— Exercise task —
Reproduce the records below in full and without edits, omitting images.

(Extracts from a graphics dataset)

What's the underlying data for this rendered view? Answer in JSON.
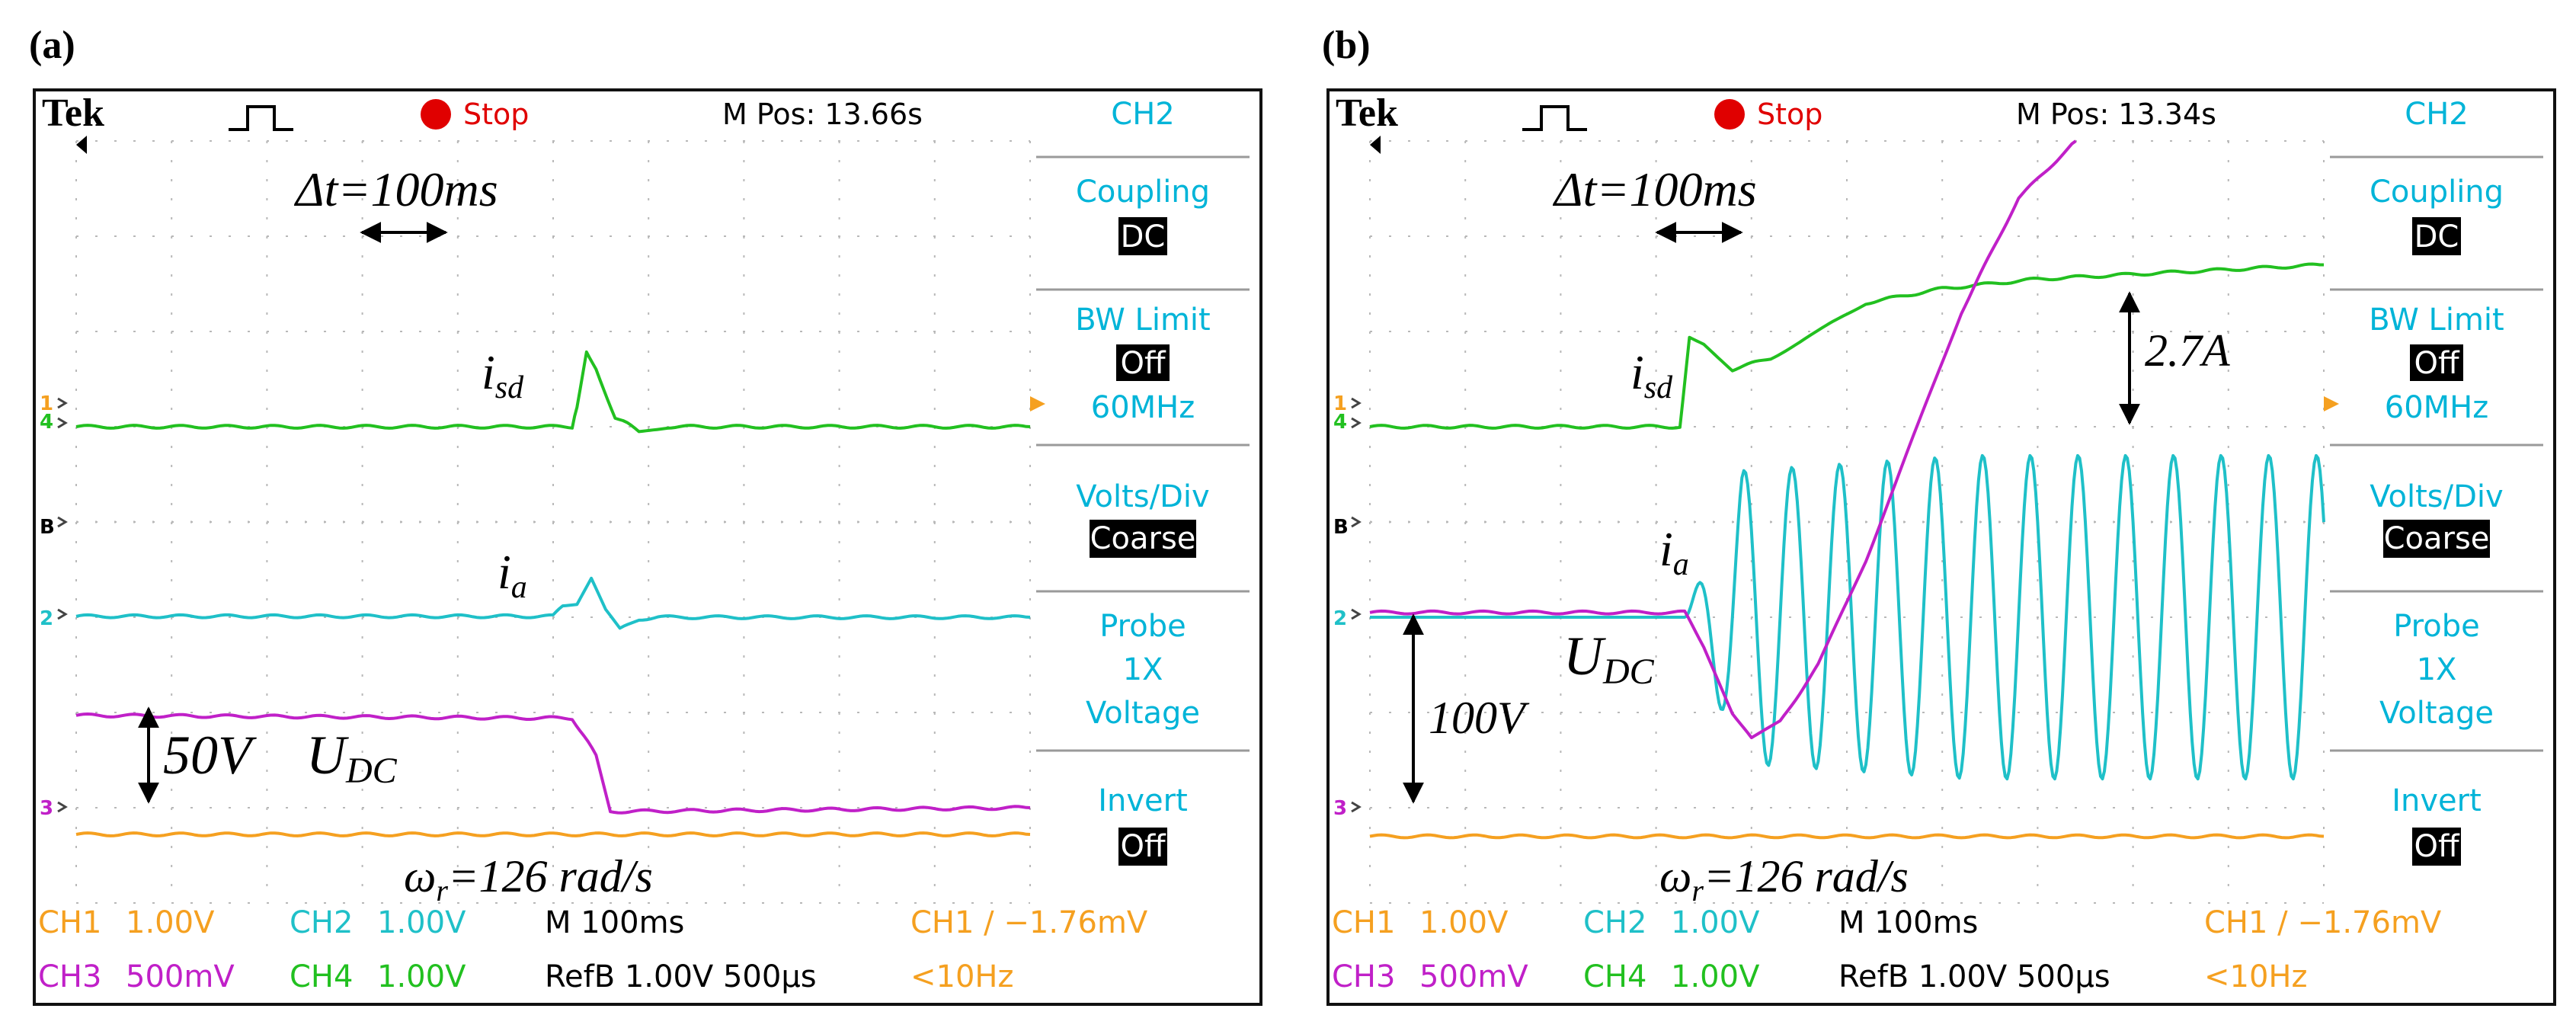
{
  "figure": {
    "label_a": "(a)",
    "label_b": "(b)"
  },
  "colors": {
    "ch1": "#f5a020",
    "ch2": "#1fc0c8",
    "ch3": "#c020c8",
    "ch4": "#22c020",
    "menu": "#00b4d8",
    "grid": "#b8b8b8",
    "stop": "#e00000",
    "frame": "#111111"
  },
  "chart_data": [
    {
      "type": "line",
      "panel": "(a)",
      "header": {
        "brand": "Tek",
        "trigger_icon": "pulse-trigger-icon",
        "run_state": "Stop",
        "mpos": "M Pos: 13.66s"
      },
      "menu": {
        "channel": "CH2",
        "coupling_label": "Coupling",
        "coupling_value": "DC",
        "bw_label": "BW Limit",
        "bw_value": "Off",
        "bw_freq": "60MHz",
        "vdiv_label": "Volts/Div",
        "vdiv_value": "Coarse",
        "probe_label": "Probe",
        "probe_value": "1X",
        "probe_type": "Voltage",
        "invert_label": "Invert",
        "invert_value": "Off"
      },
      "footer": {
        "ch1_name": "CH1",
        "ch1_scale": "1.00V",
        "ch2_name": "CH2",
        "ch2_scale": "1.00V",
        "ch3_name": "CH3",
        "ch3_scale": "500mV",
        "ch4_name": "CH4",
        "ch4_scale": "1.00V",
        "timebase": "M 100ms",
        "ref": "RefB 1.00V 500µs",
        "trig": "CH1 ∕ −1.76mV",
        "freq": "<10Hz"
      },
      "markers": {
        "ch1": "1",
        "ch4": "4",
        "refb": "B",
        "ch2": "2",
        "ch3": "3"
      },
      "annotations": {
        "dt": "Δt=100ms",
        "isd": "i",
        "isd_sub": "sd",
        "ia": "i",
        "ia_sub": "a",
        "udc": "U",
        "udc_sub": "DC",
        "udc_step": "50V",
        "omega": "ω",
        "omega_sub": "r",
        "omega_val": "=126 rad/s"
      },
      "x_unit": "ms",
      "y_unit": "divisions",
      "xlim": [
        0,
        1000
      ],
      "ylim": [
        -4,
        4
      ],
      "series": [
        {
          "name": "isd (CH4)",
          "color_key": "ch4",
          "x": [
            0,
            520,
            525,
            535,
            545,
            565,
            590,
            620,
            1000
          ],
          "y": [
            1.0,
            1.0,
            1.2,
            1.8,
            1.6,
            1.1,
            0.96,
            1.0,
            1.0
          ]
        },
        {
          "name": "ia (CH2)",
          "color_key": "ch2",
          "x": [
            0,
            500,
            510,
            525,
            540,
            555,
            570,
            590,
            610,
            1000
          ],
          "y": [
            -0.99,
            -0.99,
            -0.88,
            -0.87,
            -0.6,
            -0.93,
            -1.13,
            -1.02,
            -1.0,
            -1.0
          ]
        },
        {
          "name": "UDC (CH3)",
          "color_key": "ch3",
          "x": [
            0,
            520,
            545,
            560,
            1000
          ],
          "y": [
            -2.03,
            -2.06,
            -2.45,
            -3.04,
            -3.0
          ]
        },
        {
          "name": "ωr (CH1)",
          "color_key": "ch1",
          "x": [
            0,
            1000
          ],
          "y": [
            -3.28,
            -3.28
          ]
        }
      ]
    },
    {
      "type": "line",
      "panel": "(b)",
      "header": {
        "brand": "Tek",
        "trigger_icon": "pulse-trigger-icon",
        "run_state": "Stop",
        "mpos": "M Pos: 13.34s"
      },
      "menu": {
        "channel": "CH2",
        "coupling_label": "Coupling",
        "coupling_value": "DC",
        "bw_label": "BW Limit",
        "bw_value": "Off",
        "bw_freq": "60MHz",
        "vdiv_label": "Volts/Div",
        "vdiv_value": "Coarse",
        "probe_label": "Probe",
        "probe_value": "1X",
        "probe_type": "Voltage",
        "invert_label": "Invert",
        "invert_value": "Off"
      },
      "footer": {
        "ch1_name": "CH1",
        "ch1_scale": "1.00V",
        "ch2_name": "CH2",
        "ch2_scale": "1.00V",
        "ch3_name": "CH3",
        "ch3_scale": "500mV",
        "ch4_name": "CH4",
        "ch4_scale": "1.00V",
        "timebase": "M 100ms",
        "ref": "RefB 1.00V 500µs",
        "trig": "CH1 ∕ −1.76mV",
        "freq": "<10Hz"
      },
      "markers": {
        "ch1": "1",
        "ch4": "4",
        "refb": "B",
        "ch2": "2",
        "ch3": "3"
      },
      "annotations": {
        "dt": "Δt=100ms",
        "isd": "i",
        "isd_sub": "sd",
        "ia": "i",
        "ia_sub": "a",
        "udc": "U",
        "udc_sub": "DC",
        "udc_step": "100V",
        "isd_step": "2.7A",
        "omega": "ω",
        "omega_sub": "r",
        "omega_val": "=126 rad/s"
      },
      "x_unit": "ms",
      "y_unit": "divisions",
      "xlim": [
        0,
        1000
      ],
      "ylim": [
        -4,
        4
      ],
      "series": [
        {
          "name": "isd (CH4)",
          "color_key": "ch4",
          "x": [
            0,
            325,
            335,
            350,
            380,
            420,
            470,
            520,
            600,
            700,
            800,
            900,
            1000
          ],
          "y": [
            1.0,
            1.0,
            1.95,
            1.88,
            1.6,
            1.72,
            2.0,
            2.3,
            2.45,
            2.55,
            2.6,
            2.65,
            2.7
          ]
        },
        {
          "name": "ia (CH2)",
          "color_key": "ch2",
          "freq_hz": 20,
          "onset_ms": 330,
          "amplitude_div": [
            1.5,
            1.7
          ],
          "x": [
            0,
            330,
            1000
          ],
          "y": [
            -1.0,
            -1.0,
            -1.0
          ]
        },
        {
          "name": "UDC (CH3)",
          "color_key": "ch3",
          "x": [
            0,
            330,
            350,
            380,
            400,
            430,
            470,
            520,
            570,
            620,
            680,
            740
          ],
          "y": [
            -0.95,
            -0.95,
            -1.3,
            -2.0,
            -2.28,
            -2.1,
            -1.5,
            -0.4,
            0.9,
            2.2,
            3.4,
            4.0
          ]
        },
        {
          "name": "ωr (CH1)",
          "color_key": "ch1",
          "x": [
            0,
            1000
          ],
          "y": [
            -3.3,
            -3.3
          ]
        }
      ]
    }
  ]
}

— The output —
What's the underlying data for this rendered view? Answer in JSON.
{
  "figure": {
    "label_a": "(a)",
    "label_b": "(b)"
  },
  "colors": {
    "ch1": "#f5a020",
    "ch2": "#1fc0c8",
    "ch3": "#c020c8",
    "ch4": "#22c020",
    "menu": "#00b4d8",
    "grid": "#b8b8b8",
    "stop": "#e00000",
    "frame": "#111111"
  },
  "chart_data": [
    {
      "type": "line",
      "panel": "(a)",
      "header": {
        "brand": "Tek",
        "trigger_icon": "pulse-trigger-icon",
        "run_state": "Stop",
        "mpos": "M Pos: 13.66s"
      },
      "menu": {
        "channel": "CH2",
        "coupling_label": "Coupling",
        "coupling_value": "DC",
        "bw_label": "BW Limit",
        "bw_value": "Off",
        "bw_freq": "60MHz",
        "vdiv_label": "Volts/Div",
        "vdiv_value": "Coarse",
        "probe_label": "Probe",
        "probe_value": "1X",
        "probe_type": "Voltage",
        "invert_label": "Invert",
        "invert_value": "Off"
      },
      "footer": {
        "ch1_name": "CH1",
        "ch1_scale": "1.00V",
        "ch2_name": "CH2",
        "ch2_scale": "1.00V",
        "ch3_name": "CH3",
        "ch3_scale": "500mV",
        "ch4_name": "CH4",
        "ch4_scale": "1.00V",
        "timebase": "M 100ms",
        "ref": "RefB 1.00V 500µs",
        "trig": "CH1 ∕ −1.76mV",
        "freq": "<10Hz"
      },
      "markers": {
        "ch1": "1",
        "ch4": "4",
        "refb": "B",
        "ch2": "2",
        "ch3": "3"
      },
      "annotations": {
        "dt": "Δt=100ms",
        "isd": "i",
        "isd_sub": "sd",
        "ia": "i",
        "ia_sub": "a",
        "udc": "U",
        "udc_sub": "DC",
        "udc_step": "50V",
        "omega": "ω",
        "omega_sub": "r",
        "omega_val": "=126 rad/s"
      },
      "x_unit": "ms",
      "y_unit": "divisions",
      "xlim": [
        0,
        1000
      ],
      "ylim": [
        -4,
        4
      ],
      "series": [
        {
          "name": "isd (CH4)",
          "color_key": "ch4",
          "x": [
            0,
            520,
            525,
            535,
            545,
            565,
            590,
            620,
            1000
          ],
          "y": [
            1.0,
            1.0,
            1.2,
            1.8,
            1.6,
            1.1,
            0.96,
            1.0,
            1.0
          ]
        },
        {
          "name": "ia (CH2)",
          "color_key": "ch2",
          "x": [
            0,
            500,
            510,
            525,
            540,
            555,
            570,
            590,
            610,
            1000
          ],
          "y": [
            -0.99,
            -0.99,
            -0.88,
            -0.87,
            -0.6,
            -0.93,
            -1.13,
            -1.02,
            -1.0,
            -1.0
          ]
        },
        {
          "name": "UDC (CH3)",
          "color_key": "ch3",
          "x": [
            0,
            520,
            545,
            560,
            1000
          ],
          "y": [
            -2.03,
            -2.06,
            -2.45,
            -3.04,
            -3.0
          ]
        },
        {
          "name": "ωr (CH1)",
          "color_key": "ch1",
          "x": [
            0,
            1000
          ],
          "y": [
            -3.28,
            -3.28
          ]
        }
      ]
    },
    {
      "type": "line",
      "panel": "(b)",
      "header": {
        "brand": "Tek",
        "trigger_icon": "pulse-trigger-icon",
        "run_state": "Stop",
        "mpos": "M Pos: 13.34s"
      },
      "menu": {
        "channel": "CH2",
        "coupling_label": "Coupling",
        "coupling_value": "DC",
        "bw_label": "BW Limit",
        "bw_value": "Off",
        "bw_freq": "60MHz",
        "vdiv_label": "Volts/Div",
        "vdiv_value": "Coarse",
        "probe_label": "Probe",
        "probe_value": "1X",
        "probe_type": "Voltage",
        "invert_label": "Invert",
        "invert_value": "Off"
      },
      "footer": {
        "ch1_name": "CH1",
        "ch1_scale": "1.00V",
        "ch2_name": "CH2",
        "ch2_scale": "1.00V",
        "ch3_name": "CH3",
        "ch3_scale": "500mV",
        "ch4_name": "CH4",
        "ch4_scale": "1.00V",
        "timebase": "M 100ms",
        "ref": "RefB 1.00V 500µs",
        "trig": "CH1 ∕ −1.76mV",
        "freq": "<10Hz"
      },
      "markers": {
        "ch1": "1",
        "ch4": "4",
        "refb": "B",
        "ch2": "2",
        "ch3": "3"
      },
      "annotations": {
        "dt": "Δt=100ms",
        "isd": "i",
        "isd_sub": "sd",
        "ia": "i",
        "ia_sub": "a",
        "udc": "U",
        "udc_sub": "DC",
        "udc_step": "100V",
        "isd_step": "2.7A",
        "omega": "ω",
        "omega_sub": "r",
        "omega_val": "=126 rad/s"
      },
      "x_unit": "ms",
      "y_unit": "divisions",
      "xlim": [
        0,
        1000
      ],
      "ylim": [
        -4,
        4
      ],
      "series": [
        {
          "name": "isd (CH4)",
          "color_key": "ch4",
          "x": [
            0,
            325,
            335,
            350,
            380,
            420,
            470,
            520,
            600,
            700,
            800,
            900,
            1000
          ],
          "y": [
            1.0,
            1.0,
            1.95,
            1.88,
            1.6,
            1.72,
            2.0,
            2.3,
            2.45,
            2.55,
            2.6,
            2.65,
            2.7
          ]
        },
        {
          "name": "ia (CH2)",
          "color_key": "ch2",
          "freq_hz": 20,
          "onset_ms": 330,
          "amplitude_div": [
            1.5,
            1.7
          ],
          "x": [
            0,
            330,
            1000
          ],
          "y": [
            -1.0,
            -1.0,
            -1.0
          ]
        },
        {
          "name": "UDC (CH3)",
          "color_key": "ch3",
          "x": [
            0,
            330,
            350,
            380,
            400,
            430,
            470,
            520,
            570,
            620,
            680,
            740
          ],
          "y": [
            -0.95,
            -0.95,
            -1.3,
            -2.0,
            -2.28,
            -2.1,
            -1.5,
            -0.4,
            0.9,
            2.2,
            3.4,
            4.0
          ]
        },
        {
          "name": "ωr (CH1)",
          "color_key": "ch1",
          "x": [
            0,
            1000
          ],
          "y": [
            -3.3,
            -3.3
          ]
        }
      ]
    }
  ]
}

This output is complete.